=== Data for this task ===

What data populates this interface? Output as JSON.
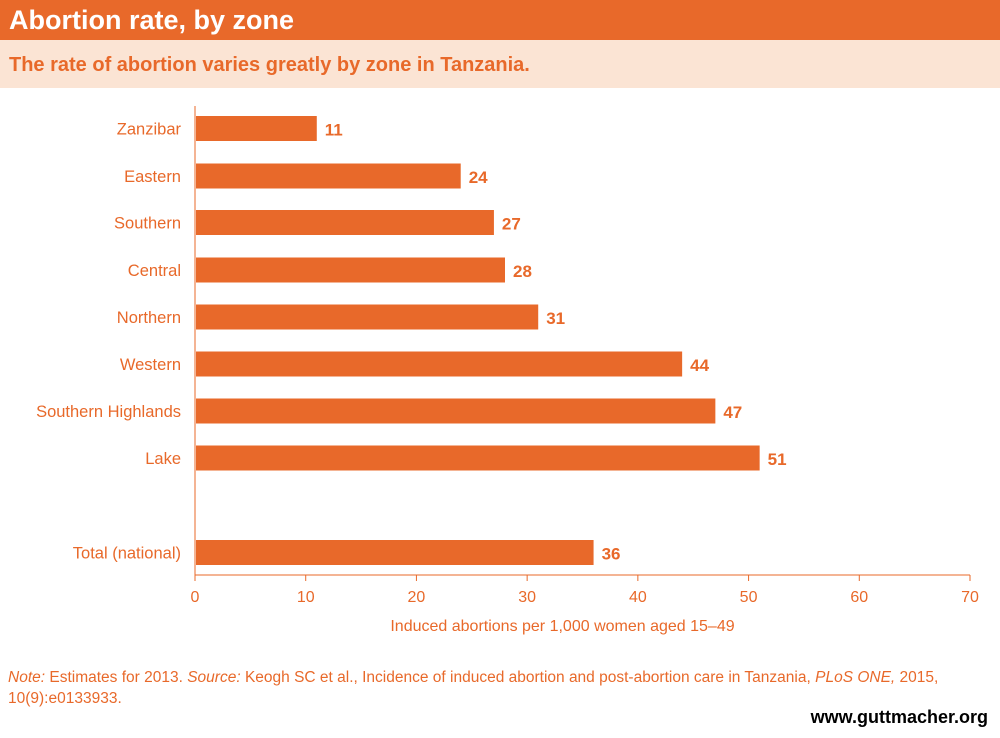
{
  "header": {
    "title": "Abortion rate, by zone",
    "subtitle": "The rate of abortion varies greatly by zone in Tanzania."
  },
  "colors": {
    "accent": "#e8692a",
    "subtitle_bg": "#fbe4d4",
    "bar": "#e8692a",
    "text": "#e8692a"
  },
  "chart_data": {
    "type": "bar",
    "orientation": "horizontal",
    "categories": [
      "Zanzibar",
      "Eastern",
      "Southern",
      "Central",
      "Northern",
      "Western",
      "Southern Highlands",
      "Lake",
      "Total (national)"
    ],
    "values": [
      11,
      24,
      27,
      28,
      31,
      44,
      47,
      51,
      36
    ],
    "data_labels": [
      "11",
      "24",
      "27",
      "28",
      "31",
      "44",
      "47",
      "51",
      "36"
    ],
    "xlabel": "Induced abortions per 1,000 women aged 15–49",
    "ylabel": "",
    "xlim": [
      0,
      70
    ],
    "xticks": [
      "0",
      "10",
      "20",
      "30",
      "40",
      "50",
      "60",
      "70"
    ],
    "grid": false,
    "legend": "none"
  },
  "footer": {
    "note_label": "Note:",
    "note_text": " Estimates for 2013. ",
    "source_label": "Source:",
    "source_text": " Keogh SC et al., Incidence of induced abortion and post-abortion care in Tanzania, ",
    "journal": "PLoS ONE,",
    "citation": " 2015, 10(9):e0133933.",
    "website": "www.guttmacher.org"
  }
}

===

- _Task statement_
Copy and report every line where the word "zone" is present.

- _Complete answer_
    "title": "Abortion rate, by zone",
    "subtitle": "The rate of abortion varies greatly by zone in Tanzania."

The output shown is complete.